--- start Material ---

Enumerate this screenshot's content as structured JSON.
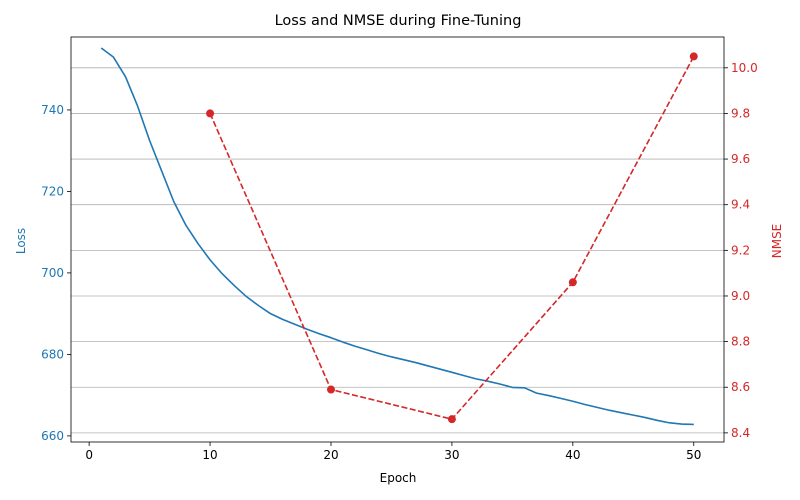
{
  "chart_data": {
    "type": "line",
    "title": "Loss and NMSE during Fine-Tuning",
    "xlabel": "Epoch",
    "xlim": [
      -1.5,
      52.5
    ],
    "xticks": [
      0,
      10,
      20,
      30,
      40,
      50
    ],
    "grid": "horizontal lines from right axis",
    "left_axis": {
      "label": "Loss",
      "color": "#1f77b4",
      "ylim": [
        658.5,
        757.9
      ],
      "ticks": [
        660,
        680,
        700,
        720,
        740
      ]
    },
    "right_axis": {
      "label": "NMSE",
      "color": "#d62728",
      "ylim": [
        8.36,
        10.135
      ],
      "ticks": [
        8.4,
        8.6,
        8.8,
        9.0,
        9.2,
        9.4,
        9.6,
        9.8,
        10.0
      ],
      "tick_labels": [
        "8.4",
        "8.6",
        "8.8",
        "9.0",
        "9.2",
        "9.4",
        "9.6",
        "9.8",
        "10.0"
      ]
    },
    "series": [
      {
        "axis": "left",
        "color": "#1f77b4",
        "style": "solid",
        "x": [
          1,
          2,
          3,
          4,
          5,
          6,
          7,
          8,
          9,
          10,
          11,
          12,
          13,
          14,
          15,
          16,
          17,
          18,
          19,
          20,
          21,
          22,
          23,
          24,
          25,
          26,
          27,
          28,
          29,
          30,
          31,
          32,
          33,
          34,
          35,
          36,
          37,
          38,
          39,
          40,
          41,
          42,
          43,
          44,
          45,
          46,
          47,
          48,
          49,
          50
        ],
        "values": [
          755.2,
          753.0,
          748.2,
          741.0,
          732.5,
          725.0,
          717.5,
          711.7,
          707.2,
          703.2,
          699.8,
          696.9,
          694.2,
          692.0,
          690.0,
          688.6,
          687.4,
          686.2,
          685.1,
          684.1,
          683.0,
          682.0,
          681.1,
          680.2,
          679.4,
          678.7,
          678.0,
          677.2,
          676.4,
          675.6,
          674.8,
          674.0,
          673.4,
          672.7,
          671.9,
          671.8,
          670.5,
          669.9,
          669.2,
          668.5,
          667.7,
          667.0,
          666.3,
          665.7,
          665.1,
          664.5,
          663.8,
          663.2,
          662.9,
          662.8
        ]
      },
      {
        "axis": "right",
        "color": "#d62728",
        "style": "dashed",
        "markers": true,
        "x": [
          10,
          20,
          30,
          40,
          50
        ],
        "values": [
          9.8,
          8.59,
          8.46,
          9.06,
          10.05
        ]
      }
    ]
  }
}
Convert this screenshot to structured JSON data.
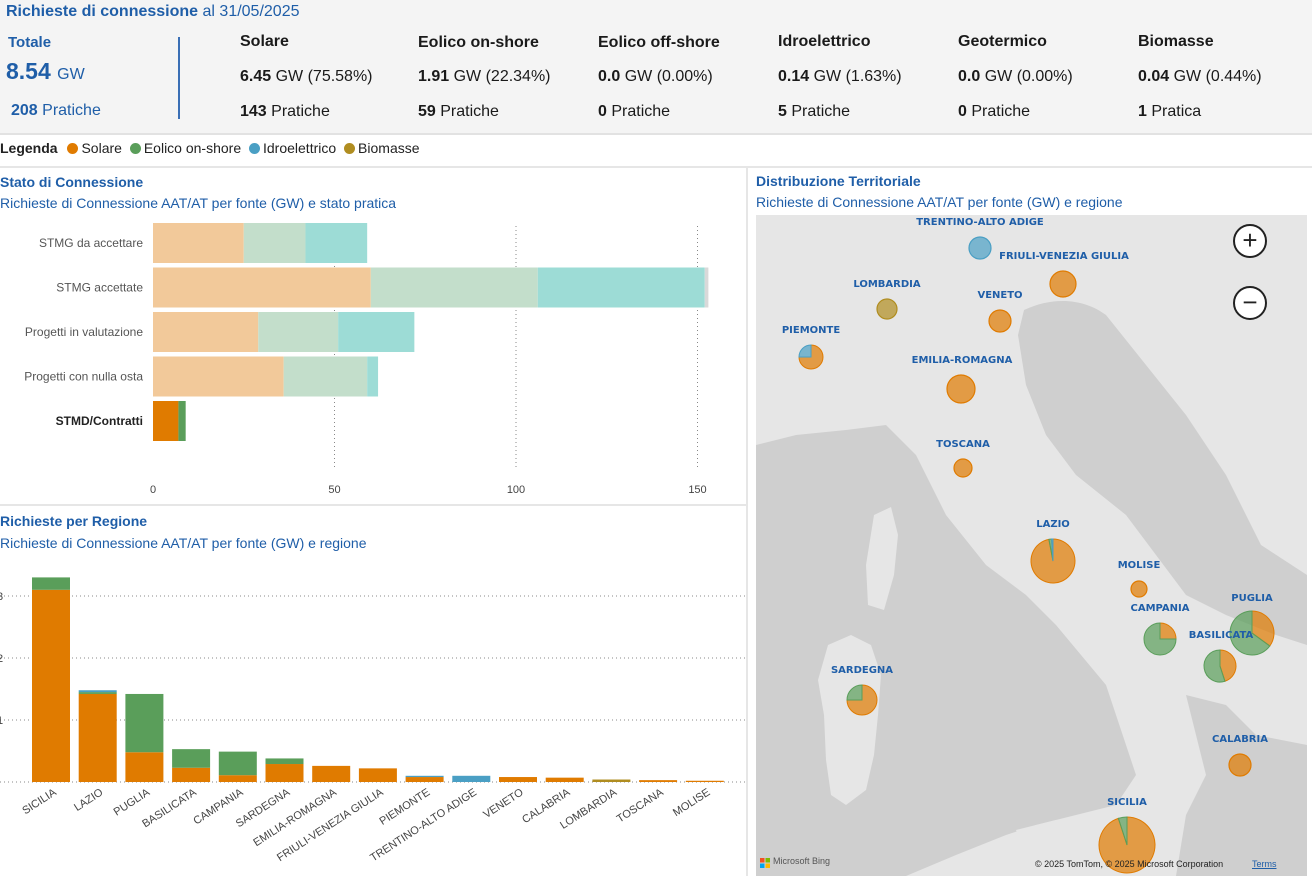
{
  "header": {
    "title_bold": "Richieste di connessione",
    "title_rest": "al 31/05/2025",
    "totale": {
      "label": "Totale",
      "value": "8.54",
      "unit": "GW",
      "pratiche_count": "208",
      "pratiche_label": "Pratiche"
    },
    "sources": [
      {
        "name": "Solare",
        "gw": "6.45",
        "gw_rest": "GW (75.58%)",
        "pratiche": "143",
        "pratiche_label": "Pratiche"
      },
      {
        "name": "Eolico on-shore",
        "gw": "1.91",
        "gw_rest": "GW (22.34%)",
        "pratiche": "59",
        "pratiche_label": "Pratiche"
      },
      {
        "name": "Eolico off-shore",
        "gw": "0.0",
        "gw_rest": "GW (0.00%)",
        "pratiche": "0",
        "pratiche_label": "Pratiche"
      },
      {
        "name": "Idroelettrico",
        "gw": "0.14",
        "gw_rest": "GW (1.63%)",
        "pratiche": "5",
        "pratiche_label": "Pratiche"
      },
      {
        "name": "Geotermico",
        "gw": "0.0",
        "gw_rest": "GW (0.00%)",
        "pratiche": "0",
        "pratiche_label": "Pratiche"
      },
      {
        "name": "Biomasse",
        "gw": "0.04",
        "gw_rest": "GW (0.44%)",
        "pratiche": "1",
        "pratiche_label": "Pratica"
      }
    ]
  },
  "legend": {
    "title": "Legenda",
    "items": [
      {
        "label": "Solare",
        "color": "#e07b00"
      },
      {
        "label": "Eolico on-shore",
        "color": "#5a9e5a"
      },
      {
        "label": "Idroelettrico",
        "color": "#4a9fc4"
      },
      {
        "label": "Biomasse",
        "color": "#b08d20"
      }
    ]
  },
  "colors": {
    "solare": "#e07b00",
    "eolico": "#5a9e5a",
    "idro": "#4a9fc4",
    "biomasse": "#b08d20",
    "teal": "#5ccfc2",
    "accent": "#1f5ea8"
  },
  "stato_panel": {
    "title": "Stato di Connessione",
    "subtitle": "Richieste di Connessione AAT/AT per fonte (GW) e stato pratica"
  },
  "regione_panel": {
    "title": "Richieste per Regione",
    "subtitle": "Richieste di Connessione AAT/AT per fonte (GW) e regione"
  },
  "map_panel": {
    "title": "Distribuzione Territoriale",
    "subtitle": "Richieste di Connessione AAT/AT per fonte (GW) e regione",
    "zoom_in": "+",
    "zoom_out": "−",
    "bing_label": "Microsoft Bing",
    "copyright": "© 2025 TomTom, © 2025 Microsoft Corporation",
    "terms": "Terms",
    "regions": [
      {
        "name": "TRENTINO-ALTO ADIGE",
        "solare": 0,
        "eolico": 0,
        "idro": 1,
        "biomasse": 0,
        "total": 0.1
      },
      {
        "name": "FRIULI-VENEZIA GIULIA",
        "solare": 1,
        "eolico": 0,
        "idro": 0,
        "biomasse": 0,
        "total": 0.2
      },
      {
        "name": "LOMBARDIA",
        "solare": 0,
        "eolico": 0,
        "idro": 0,
        "biomasse": 1,
        "total": 0.04
      },
      {
        "name": "VENETO",
        "solare": 1,
        "eolico": 0,
        "idro": 0,
        "biomasse": 0,
        "total": 0.1
      },
      {
        "name": "PIEMONTE",
        "solare": 0.75,
        "eolico": 0,
        "idro": 0.25,
        "biomasse": 0,
        "total": 0.1
      },
      {
        "name": "EMILIA-ROMAGNA",
        "solare": 1,
        "eolico": 0,
        "idro": 0,
        "biomasse": 0,
        "total": 0.25
      },
      {
        "name": "TOSCANA",
        "solare": 1,
        "eolico": 0,
        "idro": 0,
        "biomasse": 0,
        "total": 0.03
      },
      {
        "name": "LAZIO",
        "solare": 0.97,
        "eolico": 0.02,
        "idro": 0.01,
        "biomasse": 0,
        "total": 1.48
      },
      {
        "name": "MOLISE",
        "solare": 1,
        "eolico": 0,
        "idro": 0,
        "biomasse": 0,
        "total": 0.02
      },
      {
        "name": "CAMPANIA",
        "solare": 0.25,
        "eolico": 0.75,
        "idro": 0,
        "biomasse": 0,
        "total": 0.5
      },
      {
        "name": "PUGLIA",
        "solare": 0.35,
        "eolico": 0.65,
        "idro": 0,
        "biomasse": 0,
        "total": 1.42
      },
      {
        "name": "BASILICATA",
        "solare": 0.45,
        "eolico": 0.55,
        "idro": 0,
        "biomasse": 0,
        "total": 0.53
      },
      {
        "name": "SARDEGNA",
        "solare": 0.75,
        "eolico": 0.25,
        "idro": 0,
        "biomasse": 0,
        "total": 0.38
      },
      {
        "name": "CALABRIA",
        "solare": 1,
        "eolico": 0,
        "idro": 0,
        "biomasse": 0,
        "total": 0.08
      },
      {
        "name": "SICILIA",
        "solare": 0.95,
        "eolico": 0.05,
        "idro": 0,
        "biomasse": 0,
        "total": 3.3
      }
    ]
  },
  "chart_data": [
    {
      "type": "bar",
      "orientation": "horizontal",
      "stacked": true,
      "title": "Stato di Connessione",
      "subtitle": "Richieste di Connessione AAT/AT per fonte (GW) e stato pratica",
      "categories": [
        "STMG da accettare",
        "STMG accettate",
        "Progetti in valutazione",
        "Progetti con nulla osta",
        "STMD/Contratti"
      ],
      "highlighted_category": "STMD/Contratti",
      "series": [
        {
          "name": "Solare",
          "values": [
            25,
            60,
            29,
            36,
            7
          ]
        },
        {
          "name": "Eolico on-shore",
          "values": [
            17,
            46,
            22,
            23,
            2
          ]
        },
        {
          "name": "Idroelettrico",
          "values": [
            17,
            46,
            21,
            3,
            0
          ]
        },
        {
          "name": "Biomasse",
          "values": [
            0,
            1,
            0,
            0,
            0
          ]
        }
      ],
      "xticks": [
        0,
        50,
        100,
        150
      ],
      "xlim": [
        0,
        155
      ]
    },
    {
      "type": "bar",
      "orientation": "vertical",
      "stacked": true,
      "title": "Richieste per Regione",
      "subtitle": "Richieste di Connessione AAT/AT per fonte (GW) e regione",
      "categories": [
        "SICILIA",
        "LAZIO",
        "PUGLIA",
        "BASILICATA",
        "CAMPANIA",
        "SARDEGNA",
        "EMILIA-ROMAGNA",
        "FRIULI-VENEZIA GIULIA",
        "PIEMONTE",
        "TRENTINO-ALTO ADIGE",
        "VENETO",
        "CALABRIA",
        "LOMBARDIA",
        "TOSCANA",
        "MOLISE"
      ],
      "series": [
        {
          "name": "Solare",
          "values": [
            3.1,
            1.42,
            0.48,
            0.23,
            0.11,
            0.29,
            0.26,
            0.22,
            0.08,
            0,
            0.08,
            0.07,
            0,
            0.03,
            0.02
          ]
        },
        {
          "name": "Eolico on-shore",
          "values": [
            0.2,
            0.03,
            0.94,
            0.3,
            0.38,
            0.09,
            0,
            0,
            0,
            0,
            0,
            0,
            0,
            0,
            0
          ]
        },
        {
          "name": "Idroelettrico",
          "values": [
            0,
            0.03,
            0,
            0,
            0,
            0,
            0,
            0,
            0.02,
            0.1,
            0,
            0,
            0,
            0,
            0
          ]
        },
        {
          "name": "Biomasse",
          "values": [
            0,
            0,
            0,
            0,
            0,
            0,
            0,
            0,
            0,
            0,
            0,
            0,
            0.04,
            0,
            0
          ]
        }
      ],
      "yticks": [
        "1",
        "2",
        "3"
      ],
      "ylim": [
        0,
        3.4
      ]
    }
  ]
}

--- end Material ---

Goal: Search the listing for the string "STMD". Copy each line where it turns up.

Worked answer:
        "STMD/Contratti"
      "highlighted_category": "STMD/Contratti",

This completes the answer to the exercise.